EXERCISE DIRECTIONS
Copy each line that has the string "CONTRIBUINTE" somewhere in it.

DATA EXTRACT

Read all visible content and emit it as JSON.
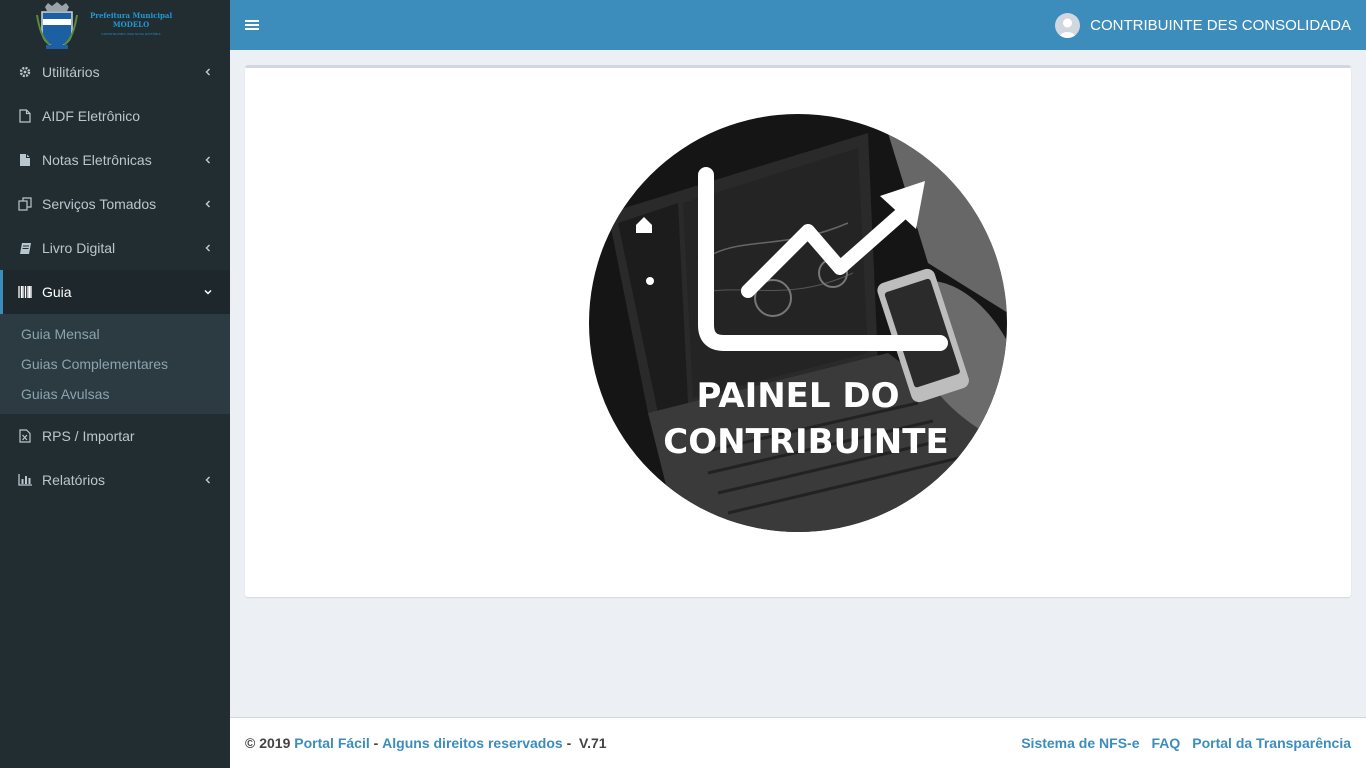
{
  "logo": {
    "line1": "Prefeitura Municipal",
    "line2": "MODELO",
    "line3": "CONSTRUINDO UMA NOVA HISTÓRIA"
  },
  "sidebar": {
    "items": [
      {
        "label": "Utilitários",
        "icon": "gear-icon"
      },
      {
        "label": "AIDF Eletrônico",
        "icon": "file-outline-icon"
      },
      {
        "label": "Notas Eletrônicas",
        "icon": "file-icon"
      },
      {
        "label": "Serviços Tomados",
        "icon": "copy-icon"
      },
      {
        "label": "Livro Digital",
        "icon": "book-icon"
      },
      {
        "label": "Guia",
        "icon": "barcode-icon"
      },
      {
        "label": "RPS / Importar",
        "icon": "excel-file-icon"
      },
      {
        "label": "Relatórios",
        "icon": "bar-chart-icon"
      }
    ],
    "guia_submenu": [
      "Guia Mensal",
      "Guias Complementares",
      "Guias Avulsas"
    ]
  },
  "header": {
    "user_name": "CONTRIBUINTE DES CONSOLIDADA"
  },
  "hero": {
    "line1": "PAINEL DO",
    "line2": "CONTRIBUINTE"
  },
  "footer": {
    "copyright": "© 2019",
    "brand": "Portal Fácil",
    "dash": "-",
    "rights": "Alguns direitos reservados",
    "version_sep": "-",
    "version": "V.71",
    "links": [
      "Sistema de NFS-e",
      "FAQ",
      "Portal da Transparência"
    ]
  },
  "colors": {
    "header": "#3c8dbc",
    "sidebar": "#222d32",
    "submenu": "#2c3b41",
    "link": "#3c8dbc"
  }
}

TASK ANSWER
    "user_name": "CONTRIBUINTE DES CONSOLIDADA"
    "line2": "CONTRIBUINTE"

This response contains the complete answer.